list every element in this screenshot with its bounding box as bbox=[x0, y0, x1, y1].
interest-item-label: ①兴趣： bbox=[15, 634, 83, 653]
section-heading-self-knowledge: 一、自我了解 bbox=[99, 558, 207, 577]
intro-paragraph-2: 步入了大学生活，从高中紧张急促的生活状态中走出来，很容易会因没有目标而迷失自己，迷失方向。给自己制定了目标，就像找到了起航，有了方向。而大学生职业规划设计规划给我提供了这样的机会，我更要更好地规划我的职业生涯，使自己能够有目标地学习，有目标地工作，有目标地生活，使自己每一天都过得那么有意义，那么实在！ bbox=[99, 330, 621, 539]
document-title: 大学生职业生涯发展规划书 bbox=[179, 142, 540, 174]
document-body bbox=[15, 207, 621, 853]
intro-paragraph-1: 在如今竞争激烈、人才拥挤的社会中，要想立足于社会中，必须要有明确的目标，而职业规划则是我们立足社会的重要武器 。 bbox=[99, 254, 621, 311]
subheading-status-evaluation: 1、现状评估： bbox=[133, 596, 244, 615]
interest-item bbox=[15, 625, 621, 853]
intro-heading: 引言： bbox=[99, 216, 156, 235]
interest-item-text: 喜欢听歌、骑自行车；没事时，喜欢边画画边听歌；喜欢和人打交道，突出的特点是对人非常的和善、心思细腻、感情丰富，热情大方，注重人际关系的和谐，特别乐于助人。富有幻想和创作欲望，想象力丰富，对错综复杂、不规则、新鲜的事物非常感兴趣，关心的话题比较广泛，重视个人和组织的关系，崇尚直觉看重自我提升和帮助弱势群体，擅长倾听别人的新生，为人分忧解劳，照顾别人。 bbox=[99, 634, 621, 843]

▶ _WHAT THE TASK ASKS_
Copy every line of the listing above without altering a single character.

▶ _FULL SOLUTION_
list every element in this screenshot with its bounding box as bbox=[x0, y0, x1, y1].
interest-item-label: ①兴趣： bbox=[15, 634, 83, 653]
section-heading-self-knowledge: 一、自我了解 bbox=[99, 558, 207, 577]
intro-paragraph-2: 步入了大学生活，从高中紧张急促的生活状态中走出来，很容易会因没有目标而迷失自己，迷失方向。给自己制定了目标，就像找到了起航，有了方向。而大学生职业规划设计规划给我提供了这样的机会，我更要更好地规划我的职业生涯，使自己能够有目标地学习，有目标地工作，有目标地生活，使自己每一天都过得那么有意义，那么实在！ bbox=[99, 330, 621, 539]
document-title: 大学生职业生涯发展规划书 bbox=[179, 142, 540, 174]
document-body bbox=[15, 207, 621, 853]
intro-paragraph-1: 在如今竞争激烈、人才拥挤的社会中，要想立足于社会中，必须要有明确的目标，而职业规划则是我们立足社会的重要武器 。 bbox=[99, 254, 621, 311]
subheading-status-evaluation: 1、现状评估： bbox=[133, 596, 244, 615]
interest-item bbox=[15, 625, 621, 853]
intro-heading: 引言： bbox=[99, 216, 156, 235]
interest-item-text: 喜欢听歌、骑自行车；没事时，喜欢边画画边听歌；喜欢和人打交道，突出的特点是对人非常的和善、心思细腻、感情丰富，热情大方，注重人际关系的和谐，特别乐于助人。富有幻想和创作欲望，想象力丰富，对错综复杂、不规则、新鲜的事物非常感兴趣，关心的话题比较广泛，重视个人和组织的关系，崇尚直觉看重自我提升和帮助弱势群体，擅长倾听别人的新生，为人分忧解劳，照顾别人。 bbox=[99, 634, 621, 843]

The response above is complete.